Rows from a dataset:
---+---

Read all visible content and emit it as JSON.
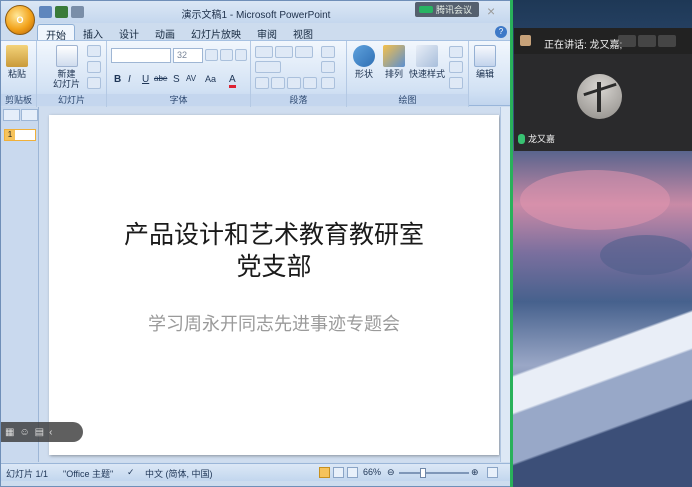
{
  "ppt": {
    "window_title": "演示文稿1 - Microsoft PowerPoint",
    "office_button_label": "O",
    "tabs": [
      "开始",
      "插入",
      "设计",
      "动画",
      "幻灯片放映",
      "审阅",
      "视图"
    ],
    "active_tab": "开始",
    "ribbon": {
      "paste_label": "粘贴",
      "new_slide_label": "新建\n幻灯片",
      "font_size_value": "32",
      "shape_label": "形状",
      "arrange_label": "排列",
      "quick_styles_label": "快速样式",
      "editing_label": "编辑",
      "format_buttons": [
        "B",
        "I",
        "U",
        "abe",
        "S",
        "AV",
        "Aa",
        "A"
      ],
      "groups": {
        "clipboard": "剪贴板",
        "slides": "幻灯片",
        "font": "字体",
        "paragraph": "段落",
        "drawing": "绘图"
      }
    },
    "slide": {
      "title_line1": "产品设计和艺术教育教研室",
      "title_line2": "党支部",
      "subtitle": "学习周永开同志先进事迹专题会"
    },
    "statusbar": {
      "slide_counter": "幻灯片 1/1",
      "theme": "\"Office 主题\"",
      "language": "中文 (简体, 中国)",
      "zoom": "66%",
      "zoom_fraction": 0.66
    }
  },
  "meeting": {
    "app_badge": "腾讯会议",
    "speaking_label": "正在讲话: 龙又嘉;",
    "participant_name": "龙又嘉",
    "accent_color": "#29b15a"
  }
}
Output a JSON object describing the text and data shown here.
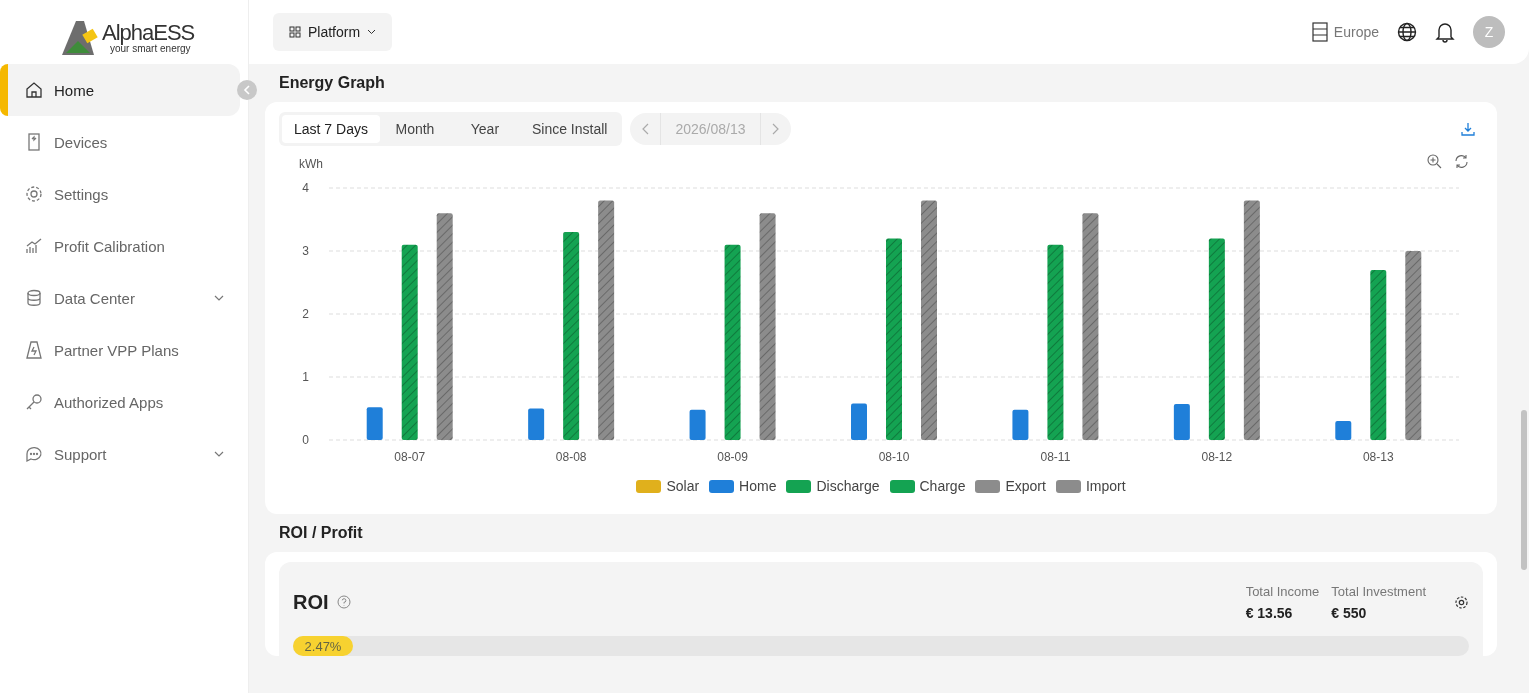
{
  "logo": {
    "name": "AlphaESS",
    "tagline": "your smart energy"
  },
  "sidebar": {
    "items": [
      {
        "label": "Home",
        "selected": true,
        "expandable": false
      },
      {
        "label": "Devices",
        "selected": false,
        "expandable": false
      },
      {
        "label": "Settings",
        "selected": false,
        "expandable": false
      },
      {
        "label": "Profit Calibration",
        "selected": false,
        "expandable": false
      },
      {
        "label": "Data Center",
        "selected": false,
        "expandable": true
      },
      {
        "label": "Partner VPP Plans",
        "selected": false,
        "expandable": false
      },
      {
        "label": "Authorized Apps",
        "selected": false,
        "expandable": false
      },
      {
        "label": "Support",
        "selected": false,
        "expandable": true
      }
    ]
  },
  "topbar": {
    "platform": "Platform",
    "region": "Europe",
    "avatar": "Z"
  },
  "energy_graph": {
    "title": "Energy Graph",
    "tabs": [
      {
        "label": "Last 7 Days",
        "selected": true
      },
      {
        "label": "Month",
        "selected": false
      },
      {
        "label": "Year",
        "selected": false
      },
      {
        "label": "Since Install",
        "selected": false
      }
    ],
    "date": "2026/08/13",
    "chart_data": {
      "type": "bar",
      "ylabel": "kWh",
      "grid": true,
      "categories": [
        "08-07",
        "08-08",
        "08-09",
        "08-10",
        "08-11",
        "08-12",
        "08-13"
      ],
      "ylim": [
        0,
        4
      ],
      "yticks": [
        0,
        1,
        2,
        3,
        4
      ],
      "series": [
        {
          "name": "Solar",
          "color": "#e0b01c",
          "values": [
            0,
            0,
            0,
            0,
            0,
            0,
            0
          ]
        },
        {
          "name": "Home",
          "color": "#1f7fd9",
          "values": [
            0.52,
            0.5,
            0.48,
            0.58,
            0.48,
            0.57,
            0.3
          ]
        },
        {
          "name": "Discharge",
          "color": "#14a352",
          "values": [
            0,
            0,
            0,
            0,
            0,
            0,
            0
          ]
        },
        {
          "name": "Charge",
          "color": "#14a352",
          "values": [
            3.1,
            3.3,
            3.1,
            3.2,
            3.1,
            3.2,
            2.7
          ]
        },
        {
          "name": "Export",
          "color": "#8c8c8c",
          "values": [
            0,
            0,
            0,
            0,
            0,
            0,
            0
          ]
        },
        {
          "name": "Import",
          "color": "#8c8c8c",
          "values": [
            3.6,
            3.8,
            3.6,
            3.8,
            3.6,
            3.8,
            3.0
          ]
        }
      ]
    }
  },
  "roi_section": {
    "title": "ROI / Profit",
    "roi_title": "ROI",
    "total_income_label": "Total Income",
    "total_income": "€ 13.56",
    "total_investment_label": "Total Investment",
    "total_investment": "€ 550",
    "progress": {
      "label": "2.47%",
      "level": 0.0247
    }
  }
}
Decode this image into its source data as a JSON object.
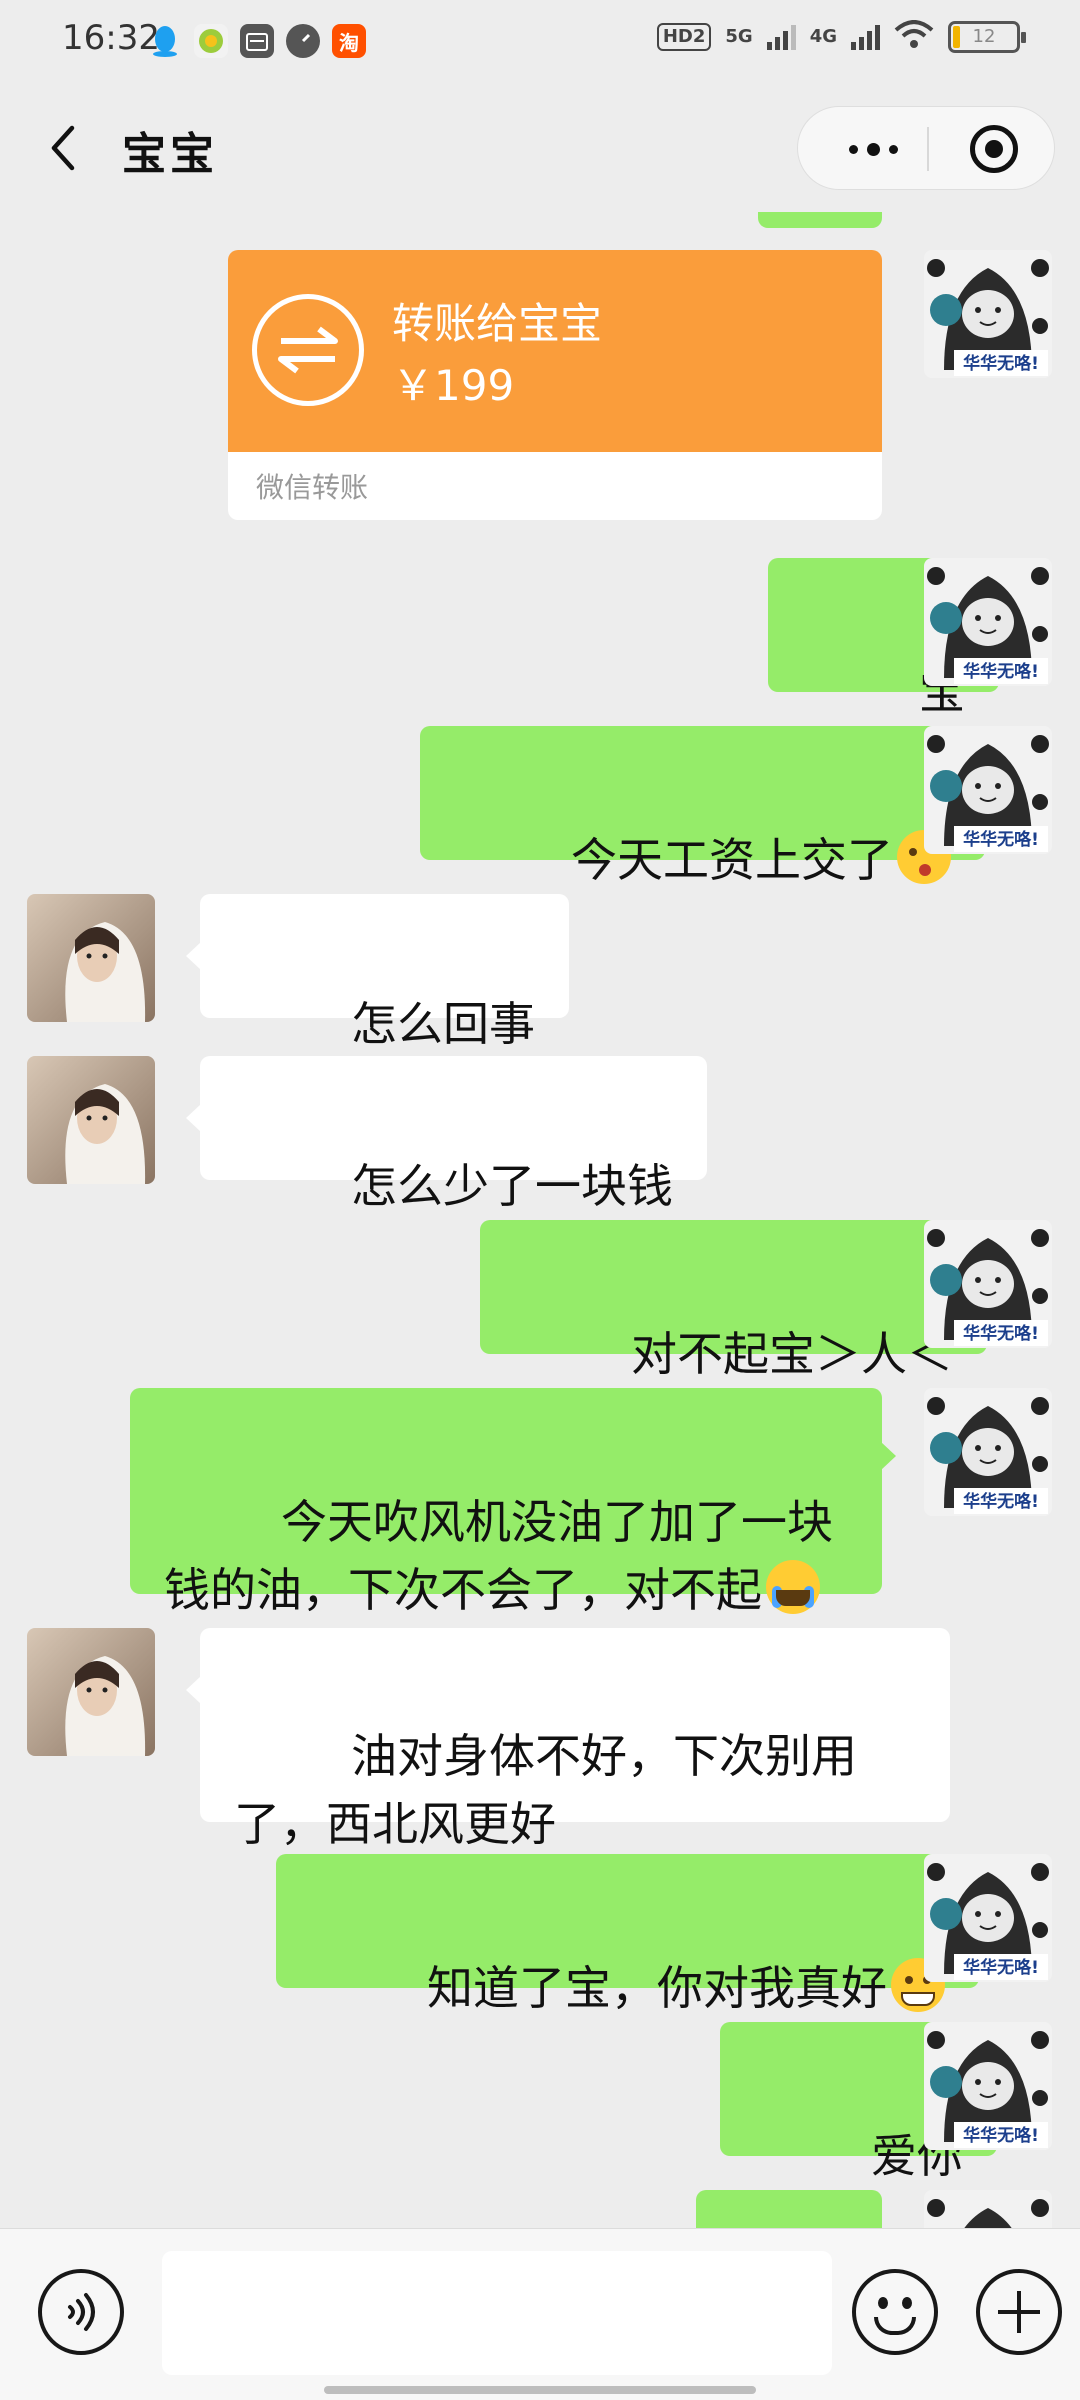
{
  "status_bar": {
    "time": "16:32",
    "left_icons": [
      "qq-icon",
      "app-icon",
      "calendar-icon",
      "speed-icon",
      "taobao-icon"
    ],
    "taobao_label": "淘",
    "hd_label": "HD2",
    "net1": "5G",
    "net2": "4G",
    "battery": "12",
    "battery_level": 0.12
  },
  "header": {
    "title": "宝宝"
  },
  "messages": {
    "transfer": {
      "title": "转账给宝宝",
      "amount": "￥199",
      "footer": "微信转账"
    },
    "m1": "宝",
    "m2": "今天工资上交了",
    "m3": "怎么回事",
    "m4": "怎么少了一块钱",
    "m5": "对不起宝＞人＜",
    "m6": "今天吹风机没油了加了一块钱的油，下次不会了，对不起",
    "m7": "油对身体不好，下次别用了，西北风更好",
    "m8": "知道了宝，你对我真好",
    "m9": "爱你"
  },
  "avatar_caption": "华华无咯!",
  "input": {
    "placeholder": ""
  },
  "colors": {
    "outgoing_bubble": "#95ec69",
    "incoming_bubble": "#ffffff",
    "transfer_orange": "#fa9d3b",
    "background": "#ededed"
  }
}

---+---

= WORK TO DO =
Copy the records exactly. Skip the pictures.

= SOLUTION =
Read all visible content and emit it as JSON.
{
  "ppt": {
    "window_title": "演示文稿1 - Microsoft PowerPoint",
    "office_button_label": "O",
    "tabs": [
      "开始",
      "插入",
      "设计",
      "动画",
      "幻灯片放映",
      "审阅",
      "视图"
    ],
    "active_tab": "开始",
    "ribbon": {
      "paste_label": "粘贴",
      "new_slide_label": "新建\n幻灯片",
      "font_size_value": "32",
      "shape_label": "形状",
      "arrange_label": "排列",
      "quick_styles_label": "快速样式",
      "editing_label": "编辑",
      "format_buttons": [
        "B",
        "I",
        "U",
        "abe",
        "S",
        "AV",
        "Aa",
        "A"
      ],
      "groups": {
        "clipboard": "剪贴板",
        "slides": "幻灯片",
        "font": "字体",
        "paragraph": "段落",
        "drawing": "绘图"
      }
    },
    "slide": {
      "title_line1": "产品设计和艺术教育教研室",
      "title_line2": "党支部",
      "subtitle": "学习周永开同志先进事迹专题会"
    },
    "statusbar": {
      "slide_counter": "幻灯片 1/1",
      "theme": "\"Office 主题\"",
      "language": "中文 (简体, 中国)",
      "zoom": "66%",
      "zoom_fraction": 0.66
    }
  },
  "meeting": {
    "app_badge": "腾讯会议",
    "speaking_label": "正在讲话: 龙又嘉;",
    "participant_name": "龙又嘉",
    "accent_color": "#29b15a"
  }
}
Output a JSON object describing the text and data shown here.
{
  "logo": {
    "name": "AlphaESS",
    "tagline": "your smart energy"
  },
  "sidebar": {
    "items": [
      {
        "label": "Home",
        "selected": true,
        "expandable": false
      },
      {
        "label": "Devices",
        "selected": false,
        "expandable": false
      },
      {
        "label": "Settings",
        "selected": false,
        "expandable": false
      },
      {
        "label": "Profit Calibration",
        "selected": false,
        "expandable": false
      },
      {
        "label": "Data Center",
        "selected": false,
        "expandable": true
      },
      {
        "label": "Partner VPP Plans",
        "selected": false,
        "expandable": false
      },
      {
        "label": "Authorized Apps",
        "selected": false,
        "expandable": false
      },
      {
        "label": "Support",
        "selected": false,
        "expandable": true
      }
    ]
  },
  "topbar": {
    "platform": "Platform",
    "region": "Europe",
    "avatar": "Z"
  },
  "energy_graph": {
    "title": "Energy Graph",
    "tabs": [
      {
        "label": "Last 7 Days",
        "selected": true
      },
      {
        "label": "Month",
        "selected": false
      },
      {
        "label": "Year",
        "selected": false
      },
      {
        "label": "Since Install",
        "selected": false
      }
    ],
    "date": "2026/08/13",
    "chart_data": {
      "type": "bar",
      "ylabel": "kWh",
      "grid": true,
      "categories": [
        "08-07",
        "08-08",
        "08-09",
        "08-10",
        "08-11",
        "08-12",
        "08-13"
      ],
      "ylim": [
        0,
        4
      ],
      "yticks": [
        0,
        1,
        2,
        3,
        4
      ],
      "series": [
        {
          "name": "Solar",
          "color": "#e0b01c",
          "values": [
            0,
            0,
            0,
            0,
            0,
            0,
            0
          ]
        },
        {
          "name": "Home",
          "color": "#1f7fd9",
          "values": [
            0.52,
            0.5,
            0.48,
            0.58,
            0.48,
            0.57,
            0.3
          ]
        },
        {
          "name": "Discharge",
          "color": "#14a352",
          "values": [
            0,
            0,
            0,
            0,
            0,
            0,
            0
          ]
        },
        {
          "name": "Charge",
          "color": "#14a352",
          "values": [
            3.1,
            3.3,
            3.1,
            3.2,
            3.1,
            3.2,
            2.7
          ]
        },
        {
          "name": "Export",
          "color": "#8c8c8c",
          "values": [
            0,
            0,
            0,
            0,
            0,
            0,
            0
          ]
        },
        {
          "name": "Import",
          "color": "#8c8c8c",
          "values": [
            3.6,
            3.8,
            3.6,
            3.8,
            3.6,
            3.8,
            3.0
          ]
        }
      ]
    }
  },
  "roi_section": {
    "title": "ROI / Profit",
    "roi_title": "ROI",
    "total_income_label": "Total Income",
    "total_income": "€ 13.56",
    "total_investment_label": "Total Investment",
    "total_investment": "€ 550",
    "progress": {
      "label": "2.47%",
      "level": 0.0247
    }
  }
}
Decode this image into its source data as a JSON object.
{
  "status_bar": {
    "time": "16:32",
    "left_icons": [
      "qq-icon",
      "app-icon",
      "calendar-icon",
      "speed-icon",
      "taobao-icon"
    ],
    "taobao_label": "淘",
    "hd_label": "HD2",
    "net1": "5G",
    "net2": "4G",
    "battery": "12",
    "battery_level": 0.12
  },
  "header": {
    "title": "宝宝"
  },
  "messages": {
    "transfer": {
      "title": "转账给宝宝",
      "amount": "￥199",
      "footer": "微信转账"
    },
    "m1": "宝",
    "m2": "今天工资上交了",
    "m3": "怎么回事",
    "m4": "怎么少了一块钱",
    "m5": "对不起宝＞人＜",
    "m6": "今天吹风机没油了加了一块钱的油，下次不会了，对不起",
    "m7": "油对身体不好，下次别用了，西北风更好",
    "m8": "知道了宝，你对我真好",
    "m9": "爱你"
  },
  "avatar_caption": "华华无咯!",
  "input": {
    "placeholder": ""
  },
  "colors": {
    "outgoing_bubble": "#95ec69",
    "incoming_bubble": "#ffffff",
    "transfer_orange": "#fa9d3b",
    "background": "#ededed"
  }
}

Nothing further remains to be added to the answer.